• [EXERCISE INSTRUCTIONS] Look through the data and write out every line with the word "Calendar" in it.

• [RECORDS PROVIDED]

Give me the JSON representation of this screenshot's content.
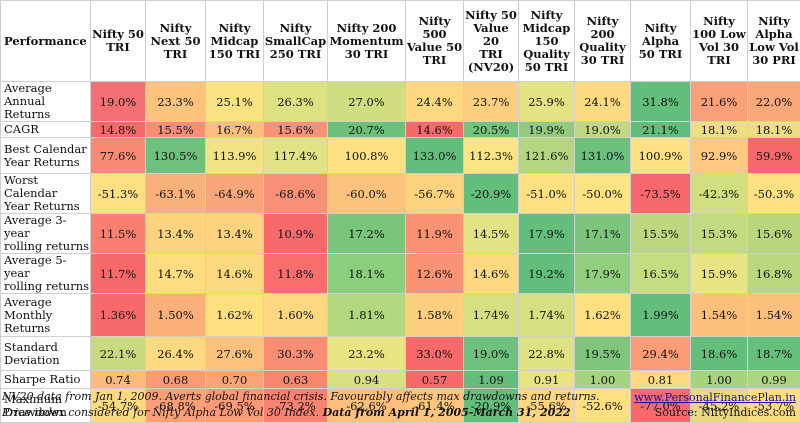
{
  "table": {
    "corner": "Performance",
    "columns": [
      "Nifty 50\nTRI",
      "Nifty\nNext 50\nTRI",
      "Nifty\nMidcap\n150 TRI",
      "Nifty\nSmallCap\n250 TRI",
      "Nifty 200\nMomentum\n30 TRI",
      "Nifty\n500\nValue 50\nTRI",
      "Nifty 50\nValue 20\nTRI\n(NV20)",
      "Nifty\nMidcap\n150\nQuality\n50 TRI",
      "Nifty\n200\nQuality\n30 TRI",
      "Nifty\nAlpha\n50 TRI",
      "Nifty\n100 Low\nVol 30\nTRI",
      "Nifty\nAlpha\nLow Vol\n30 PRI"
    ],
    "rows": [
      {
        "label": "Average Annual\nReturns",
        "values": [
          "19.0%",
          "23.3%",
          "25.1%",
          "26.3%",
          "27.0%",
          "24.4%",
          "23.7%",
          "25.9%",
          "24.1%",
          "31.8%",
          "21.6%",
          "22.0%"
        ],
        "colors": [
          "#f27071",
          "#fcc37d",
          "#f9e382",
          "#dce181",
          "#d0de81",
          "#fed880",
          "#fdcf7f",
          "#e4e383",
          "#fedb81",
          "#63be7b",
          "#f9a07a",
          "#faa77a"
        ]
      },
      {
        "label": "CAGR",
        "values": [
          "14.8%",
          "15.5%",
          "16.7%",
          "15.6%",
          "20.7%",
          "14.6%",
          "20.5%",
          "19.9%",
          "19.0%",
          "21.1%",
          "18.1%",
          "18.1%"
        ],
        "colors": [
          "#f8696b",
          "#f98e75",
          "#fcc07c",
          "#f99277",
          "#6bc17c",
          "#f8696b",
          "#74c37c",
          "#93cb7e",
          "#c0d880",
          "#63be7b",
          "#edde83",
          "#edde83"
        ]
      },
      {
        "label": "Best Calendar\nYear Returns",
        "values": [
          "77.6%",
          "130.5%",
          "113.9%",
          "117.4%",
          "100.8%",
          "133.0%",
          "112.3%",
          "121.6%",
          "131.0%",
          "100.9%",
          "92.9%",
          "59.9%"
        ],
        "colors": [
          "#f98b75",
          "#6ec17c",
          "#f2e483",
          "#e0e283",
          "#fee182",
          "#63be7b",
          "#f9e583",
          "#b5d67f",
          "#6ac07c",
          "#fee182",
          "#fdc97e",
          "#f8696b"
        ]
      },
      {
        "label": "Worst Calendar\nYear Returns",
        "values": [
          "-51.3%",
          "-63.1%",
          "-64.9%",
          "-68.6%",
          "-60.0%",
          "-56.7%",
          "-20.9%",
          "-51.0%",
          "-50.0%",
          "-73.5%",
          "-42.3%",
          "-50.3%"
        ],
        "colors": [
          "#fedf81",
          "#fab07b",
          "#f9a67a",
          "#f89076",
          "#fbc27d",
          "#fdd380",
          "#63be7b",
          "#fee082",
          "#fee383",
          "#f8696b",
          "#d2df81",
          "#fee282"
        ]
      },
      {
        "label": "Average 3-year\nrolling returns",
        "values": [
          "11.5%",
          "13.4%",
          "13.4%",
          "10.9%",
          "17.2%",
          "11.9%",
          "14.5%",
          "17.9%",
          "17.1%",
          "15.5%",
          "15.3%",
          "15.6%"
        ],
        "colors": [
          "#f98070",
          "#fdd380",
          "#fdd380",
          "#f8696b",
          "#79c57c",
          "#fa9273",
          "#e2e383",
          "#63be7b",
          "#7cc57d",
          "#bcd780",
          "#c4da80",
          "#b9d67f"
        ]
      },
      {
        "label": "Average 5-year\nrolling returns",
        "values": [
          "11.7%",
          "14.7%",
          "14.6%",
          "11.8%",
          "18.1%",
          "12.6%",
          "14.6%",
          "19.2%",
          "17.9%",
          "16.5%",
          "15.9%",
          "16.8%"
        ],
        "colors": [
          "#f8696b",
          "#fedd81",
          "#fed980",
          "#f96e6c",
          "#8ace7e",
          "#fa9274",
          "#fed980",
          "#63be7b",
          "#91cf7e",
          "#c6dc81",
          "#e9e483",
          "#b9d77f"
        ]
      },
      {
        "label": "Average\nMonthly\nReturns",
        "values": [
          "1.36%",
          "1.50%",
          "1.62%",
          "1.60%",
          "1.81%",
          "1.58%",
          "1.74%",
          "1.74%",
          "1.62%",
          "1.99%",
          "1.54%",
          "1.54%"
        ],
        "colors": [
          "#f8696b",
          "#fbb07a",
          "#fee081",
          "#fdd880",
          "#b1d87f",
          "#fdd07f",
          "#d6e082",
          "#d6e082",
          "#fee081",
          "#63be7b",
          "#fcc07c",
          "#fcc07c"
        ]
      },
      {
        "label": "Standard\nDeviation",
        "values": [
          "22.1%",
          "26.4%",
          "27.6%",
          "30.3%",
          "23.2%",
          "33.0%",
          "19.0%",
          "22.8%",
          "19.5%",
          "29.4%",
          "18.6%",
          "18.7%"
        ],
        "colors": [
          "#c7da80",
          "#fed980",
          "#fcc17d",
          "#fa8e75",
          "#ebe483",
          "#f8696b",
          "#6ec17c",
          "#dde283",
          "#7fc67c",
          "#fb9e77",
          "#63be7b",
          "#66bf7b"
        ]
      },
      {
        "label": "Sharpe Ratio",
        "values": [
          "0.74",
          "0.68",
          "0.70",
          "0.63",
          "0.94",
          "0.57",
          "1.09",
          "0.91",
          "1.00",
          "0.81",
          "1.00",
          "0.99"
        ],
        "colors": [
          "#fcbb7c",
          "#fa9a76",
          "#fba477",
          "#f9846f",
          "#d7e082",
          "#f8696b",
          "#63be7b",
          "#e7e383",
          "#a5d37f",
          "#feda81",
          "#a5d37f",
          "#acd57f"
        ]
      },
      {
        "label": "Maximum\nDrawdown",
        "values": [
          "-54.7%",
          "-68.8%",
          "-69.5%",
          "-73.2%",
          "-62.6%",
          "-61.4%",
          "-20.9%",
          "-55.6%",
          "-52.6%",
          "-77.0%",
          "-45.2%",
          "-53.7%"
        ],
        "colors": [
          "#feda81",
          "#fb9f77",
          "#fb9b76",
          "#f98270",
          "#fdc07c",
          "#fdc57d",
          "#63be7b",
          "#fed680",
          "#fee082",
          "#f8696b",
          "#ecd882",
          "#fede81"
        ]
      }
    ]
  },
  "footer": {
    "note1": "NV20 data from Jan 1, 2009. Averts global financial crisis. Favourably affects max drawdowns and returns.",
    "note2_plain": "Price index considered for Nifty Alpha Low Vol 30 Index. ",
    "note2_bold": "Data from April 1, 2005-March 31, 2022",
    "link": "www.PersonalFinancePlan.in",
    "source": "Source: NiftyIndices.com"
  }
}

• [REPLY]
        "label": "Best Calendar\nYear Returns",
        "label": "Worst Calendar\nYear Returns",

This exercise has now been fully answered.